╔══

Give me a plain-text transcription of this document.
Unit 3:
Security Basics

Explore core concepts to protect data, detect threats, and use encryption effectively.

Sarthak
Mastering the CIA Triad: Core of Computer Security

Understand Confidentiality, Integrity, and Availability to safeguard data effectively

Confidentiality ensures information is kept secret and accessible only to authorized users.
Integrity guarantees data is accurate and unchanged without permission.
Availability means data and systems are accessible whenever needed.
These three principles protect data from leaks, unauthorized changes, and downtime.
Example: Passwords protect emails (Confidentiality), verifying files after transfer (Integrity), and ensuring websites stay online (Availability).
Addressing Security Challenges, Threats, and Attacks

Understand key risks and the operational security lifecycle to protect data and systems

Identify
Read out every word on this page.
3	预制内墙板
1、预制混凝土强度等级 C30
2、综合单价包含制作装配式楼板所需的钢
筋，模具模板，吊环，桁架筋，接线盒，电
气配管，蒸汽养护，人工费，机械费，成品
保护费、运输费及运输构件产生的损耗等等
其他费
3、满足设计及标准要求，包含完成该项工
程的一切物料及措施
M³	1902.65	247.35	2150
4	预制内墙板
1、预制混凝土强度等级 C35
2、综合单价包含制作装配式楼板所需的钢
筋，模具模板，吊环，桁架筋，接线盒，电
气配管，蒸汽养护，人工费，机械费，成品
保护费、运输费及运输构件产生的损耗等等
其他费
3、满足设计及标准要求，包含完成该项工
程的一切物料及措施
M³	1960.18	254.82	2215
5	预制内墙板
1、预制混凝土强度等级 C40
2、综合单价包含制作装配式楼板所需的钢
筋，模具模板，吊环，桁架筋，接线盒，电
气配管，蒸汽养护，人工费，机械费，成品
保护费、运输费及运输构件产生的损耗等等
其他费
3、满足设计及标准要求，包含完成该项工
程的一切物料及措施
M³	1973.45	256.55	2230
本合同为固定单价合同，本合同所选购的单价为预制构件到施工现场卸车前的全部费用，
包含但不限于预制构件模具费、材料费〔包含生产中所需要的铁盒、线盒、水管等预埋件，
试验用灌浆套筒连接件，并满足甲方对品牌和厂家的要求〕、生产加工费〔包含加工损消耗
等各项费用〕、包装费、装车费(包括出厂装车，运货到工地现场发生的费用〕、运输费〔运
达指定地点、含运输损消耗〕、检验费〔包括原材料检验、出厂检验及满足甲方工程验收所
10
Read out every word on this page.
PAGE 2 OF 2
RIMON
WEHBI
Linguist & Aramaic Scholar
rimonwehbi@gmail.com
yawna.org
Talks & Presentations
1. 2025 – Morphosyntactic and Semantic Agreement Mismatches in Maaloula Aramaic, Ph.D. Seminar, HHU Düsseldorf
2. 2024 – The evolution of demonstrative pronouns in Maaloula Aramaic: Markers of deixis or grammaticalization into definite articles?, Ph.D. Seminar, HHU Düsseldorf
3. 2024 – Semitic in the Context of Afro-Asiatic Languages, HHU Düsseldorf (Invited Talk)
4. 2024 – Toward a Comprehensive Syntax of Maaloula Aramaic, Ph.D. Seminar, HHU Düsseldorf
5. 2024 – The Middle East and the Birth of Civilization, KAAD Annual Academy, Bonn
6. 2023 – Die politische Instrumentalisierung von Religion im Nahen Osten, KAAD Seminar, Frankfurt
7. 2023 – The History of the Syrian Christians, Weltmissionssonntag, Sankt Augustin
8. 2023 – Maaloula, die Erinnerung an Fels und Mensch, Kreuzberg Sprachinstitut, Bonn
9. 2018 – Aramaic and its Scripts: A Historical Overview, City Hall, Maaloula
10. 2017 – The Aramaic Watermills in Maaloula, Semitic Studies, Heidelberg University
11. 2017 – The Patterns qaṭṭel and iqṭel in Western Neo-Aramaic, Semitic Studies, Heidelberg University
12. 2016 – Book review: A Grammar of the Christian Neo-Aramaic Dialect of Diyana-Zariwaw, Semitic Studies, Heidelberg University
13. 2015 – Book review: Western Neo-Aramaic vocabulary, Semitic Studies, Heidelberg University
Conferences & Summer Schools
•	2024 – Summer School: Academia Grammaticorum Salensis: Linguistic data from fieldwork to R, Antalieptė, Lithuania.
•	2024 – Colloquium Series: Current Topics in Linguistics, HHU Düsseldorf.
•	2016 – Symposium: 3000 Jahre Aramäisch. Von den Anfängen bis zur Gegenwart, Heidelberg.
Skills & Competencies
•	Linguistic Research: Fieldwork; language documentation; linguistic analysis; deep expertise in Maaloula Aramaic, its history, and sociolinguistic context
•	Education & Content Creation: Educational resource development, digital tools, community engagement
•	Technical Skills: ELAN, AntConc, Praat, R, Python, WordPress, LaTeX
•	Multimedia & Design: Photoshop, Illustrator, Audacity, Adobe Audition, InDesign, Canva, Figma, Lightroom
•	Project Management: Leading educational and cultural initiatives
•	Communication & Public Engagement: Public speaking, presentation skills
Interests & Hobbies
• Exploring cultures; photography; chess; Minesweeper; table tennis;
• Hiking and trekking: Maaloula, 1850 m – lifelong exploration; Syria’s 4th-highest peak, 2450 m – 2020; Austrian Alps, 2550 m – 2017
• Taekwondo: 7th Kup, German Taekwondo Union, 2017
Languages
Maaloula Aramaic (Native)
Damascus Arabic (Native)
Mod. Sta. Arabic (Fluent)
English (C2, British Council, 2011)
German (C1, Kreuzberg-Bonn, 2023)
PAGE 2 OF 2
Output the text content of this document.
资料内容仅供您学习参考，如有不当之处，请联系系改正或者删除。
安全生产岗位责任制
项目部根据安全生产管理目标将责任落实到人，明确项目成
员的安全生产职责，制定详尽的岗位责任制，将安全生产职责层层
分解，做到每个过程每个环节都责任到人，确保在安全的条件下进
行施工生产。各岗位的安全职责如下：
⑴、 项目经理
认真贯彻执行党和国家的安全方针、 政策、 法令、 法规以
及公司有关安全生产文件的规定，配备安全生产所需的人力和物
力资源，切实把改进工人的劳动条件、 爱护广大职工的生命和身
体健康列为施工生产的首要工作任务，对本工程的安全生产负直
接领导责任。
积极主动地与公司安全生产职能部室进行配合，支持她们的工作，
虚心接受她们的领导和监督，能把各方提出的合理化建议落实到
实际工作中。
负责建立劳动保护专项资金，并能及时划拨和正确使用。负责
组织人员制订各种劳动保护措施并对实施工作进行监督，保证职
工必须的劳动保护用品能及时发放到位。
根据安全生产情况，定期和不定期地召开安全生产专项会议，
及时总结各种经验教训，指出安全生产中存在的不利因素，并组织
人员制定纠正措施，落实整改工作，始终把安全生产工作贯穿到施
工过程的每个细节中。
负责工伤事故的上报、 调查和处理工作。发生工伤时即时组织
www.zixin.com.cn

╚══

Task prompt: Reproduce exactly the line that holds "Output the text content of this document.", then every line after it, ending with the final line of the records above.

Result of this task:
Output the text content of this document.
资料内容仅供您学习参考，如有不当之处，请联系系改正或者删除。
安全生产岗位责任制
项目部根据安全生产管理目标将责任落实到人，明确项目成
员的安全生产职责，制定详尽的岗位责任制，将安全生产职责层层
分解，做到每个过程每个环节都责任到人，确保在安全的条件下进
行施工生产。各岗位的安全职责如下：
⑴、 项目经理
认真贯彻执行党和国家的安全方针、 政策、 法令、 法规以
及公司有关安全生产文件的规定，配备安全生产所需的人力和物
力资源，切实把改进工人的劳动条件、 爱护广大职工的生命和身
体健康列为施工生产的首要工作任务，对本工程的安全生产负直
接领导责任。
积极主动地与公司安全生产职能部室进行配合，支持她们的工作，
虚心接受她们的领导和监督，能把各方提出的合理化建议落实到
实际工作中。
负责建立劳动保护专项资金，并能及时划拨和正确使用。负责
组织人员制订各种劳动保护措施并对实施工作进行监督，保证职
工必须的劳动保护用品能及时发放到位。
根据安全生产情况，定期和不定期地召开安全生产专项会议，
及时总结各种经验教训，指出安全生产中存在的不利因素，并组织
人员制定纠正措施，落实整改工作，始终把安全生产工作贯穿到施
工过程的每个细节中。
负责工伤事故的上报、 调查和处理工作。发生工伤时即时组织
www.zixin.com.cn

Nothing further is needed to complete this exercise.